[Figure contents as structured data]
-- BEGIN --
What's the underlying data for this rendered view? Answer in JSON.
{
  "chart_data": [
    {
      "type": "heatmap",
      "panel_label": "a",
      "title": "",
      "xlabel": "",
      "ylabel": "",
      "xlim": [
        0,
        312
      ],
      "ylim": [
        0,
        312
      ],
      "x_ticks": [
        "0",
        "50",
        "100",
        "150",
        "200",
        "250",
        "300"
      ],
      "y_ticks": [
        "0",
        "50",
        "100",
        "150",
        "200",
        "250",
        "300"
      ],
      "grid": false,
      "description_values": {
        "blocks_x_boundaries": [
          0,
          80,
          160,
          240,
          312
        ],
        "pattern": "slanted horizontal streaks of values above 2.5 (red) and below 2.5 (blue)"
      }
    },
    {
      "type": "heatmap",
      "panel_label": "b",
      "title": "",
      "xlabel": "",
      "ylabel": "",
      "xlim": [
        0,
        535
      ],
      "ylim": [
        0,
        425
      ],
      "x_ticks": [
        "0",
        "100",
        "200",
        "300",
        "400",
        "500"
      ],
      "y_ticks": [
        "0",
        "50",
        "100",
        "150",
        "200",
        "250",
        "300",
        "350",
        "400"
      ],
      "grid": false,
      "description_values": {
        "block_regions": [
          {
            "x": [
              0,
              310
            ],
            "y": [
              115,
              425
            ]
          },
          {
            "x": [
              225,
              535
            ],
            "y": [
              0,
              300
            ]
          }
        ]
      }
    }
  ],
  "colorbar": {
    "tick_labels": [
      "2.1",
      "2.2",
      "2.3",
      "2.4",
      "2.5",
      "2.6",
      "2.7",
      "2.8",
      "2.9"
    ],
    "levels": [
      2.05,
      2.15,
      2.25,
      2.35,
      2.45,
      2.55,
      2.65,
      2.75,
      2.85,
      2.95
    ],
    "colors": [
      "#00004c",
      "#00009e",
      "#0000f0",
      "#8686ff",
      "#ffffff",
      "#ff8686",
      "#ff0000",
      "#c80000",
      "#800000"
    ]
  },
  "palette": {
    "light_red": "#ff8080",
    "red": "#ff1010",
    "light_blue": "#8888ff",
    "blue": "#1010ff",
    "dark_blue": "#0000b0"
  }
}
-- END --
-- BEGIN --
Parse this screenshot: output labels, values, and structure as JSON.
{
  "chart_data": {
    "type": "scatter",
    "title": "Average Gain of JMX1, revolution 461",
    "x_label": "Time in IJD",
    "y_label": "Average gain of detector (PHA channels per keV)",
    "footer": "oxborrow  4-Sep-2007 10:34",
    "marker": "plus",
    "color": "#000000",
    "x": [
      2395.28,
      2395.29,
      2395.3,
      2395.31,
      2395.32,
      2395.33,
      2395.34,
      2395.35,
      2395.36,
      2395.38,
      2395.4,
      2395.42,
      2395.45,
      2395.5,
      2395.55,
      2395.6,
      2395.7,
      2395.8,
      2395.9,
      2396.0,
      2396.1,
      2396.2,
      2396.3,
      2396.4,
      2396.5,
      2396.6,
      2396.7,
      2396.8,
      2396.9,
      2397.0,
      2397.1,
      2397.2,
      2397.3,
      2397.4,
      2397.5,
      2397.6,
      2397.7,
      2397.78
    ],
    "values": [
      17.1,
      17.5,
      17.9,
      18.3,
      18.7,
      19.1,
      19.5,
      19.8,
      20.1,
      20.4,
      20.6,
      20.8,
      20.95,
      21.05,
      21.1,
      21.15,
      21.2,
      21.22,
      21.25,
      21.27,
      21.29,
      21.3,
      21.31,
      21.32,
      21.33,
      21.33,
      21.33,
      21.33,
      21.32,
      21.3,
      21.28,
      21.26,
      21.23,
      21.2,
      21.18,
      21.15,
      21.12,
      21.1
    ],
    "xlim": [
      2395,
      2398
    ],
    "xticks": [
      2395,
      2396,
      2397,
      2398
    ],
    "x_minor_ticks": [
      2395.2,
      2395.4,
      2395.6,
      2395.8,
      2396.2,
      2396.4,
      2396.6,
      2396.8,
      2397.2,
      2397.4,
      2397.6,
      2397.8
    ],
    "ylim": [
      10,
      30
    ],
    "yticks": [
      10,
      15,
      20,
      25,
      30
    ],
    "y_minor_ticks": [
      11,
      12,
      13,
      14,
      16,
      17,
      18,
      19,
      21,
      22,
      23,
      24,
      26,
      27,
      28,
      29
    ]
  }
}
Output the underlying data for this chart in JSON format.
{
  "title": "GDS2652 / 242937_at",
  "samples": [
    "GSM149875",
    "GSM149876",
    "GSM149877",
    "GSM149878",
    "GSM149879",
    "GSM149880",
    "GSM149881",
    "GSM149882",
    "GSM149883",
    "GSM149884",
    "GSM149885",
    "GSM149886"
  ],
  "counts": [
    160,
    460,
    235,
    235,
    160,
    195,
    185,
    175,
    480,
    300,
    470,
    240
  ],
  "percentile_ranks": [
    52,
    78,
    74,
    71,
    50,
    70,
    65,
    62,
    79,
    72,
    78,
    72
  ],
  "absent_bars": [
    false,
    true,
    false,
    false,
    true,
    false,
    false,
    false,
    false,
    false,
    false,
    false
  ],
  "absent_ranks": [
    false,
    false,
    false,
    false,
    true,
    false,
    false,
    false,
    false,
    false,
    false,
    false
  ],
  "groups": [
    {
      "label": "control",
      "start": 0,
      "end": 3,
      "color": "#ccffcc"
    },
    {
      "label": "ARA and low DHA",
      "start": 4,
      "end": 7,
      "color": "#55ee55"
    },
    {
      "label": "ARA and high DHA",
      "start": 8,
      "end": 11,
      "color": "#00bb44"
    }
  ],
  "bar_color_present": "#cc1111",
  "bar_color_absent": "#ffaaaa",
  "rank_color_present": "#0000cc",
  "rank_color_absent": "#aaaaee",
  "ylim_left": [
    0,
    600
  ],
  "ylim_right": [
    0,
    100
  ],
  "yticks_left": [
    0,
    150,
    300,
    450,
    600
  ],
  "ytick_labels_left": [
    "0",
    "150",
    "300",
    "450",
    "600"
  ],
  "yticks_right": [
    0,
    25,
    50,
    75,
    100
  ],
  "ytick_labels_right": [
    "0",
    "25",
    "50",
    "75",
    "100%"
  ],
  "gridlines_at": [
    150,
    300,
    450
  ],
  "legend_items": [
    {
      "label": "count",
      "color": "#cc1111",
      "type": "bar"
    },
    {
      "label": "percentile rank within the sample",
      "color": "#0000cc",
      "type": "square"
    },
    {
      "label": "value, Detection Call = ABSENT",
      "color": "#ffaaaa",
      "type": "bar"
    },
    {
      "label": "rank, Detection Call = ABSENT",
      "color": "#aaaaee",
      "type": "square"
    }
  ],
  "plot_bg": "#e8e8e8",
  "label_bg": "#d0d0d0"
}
-- END --
## Exercise
Using the entries above, find all lines with "aaaaee". Copy them.

## Solution below
  "rank_color_absent": "#aaaaee",
      "color": "#aaaaee",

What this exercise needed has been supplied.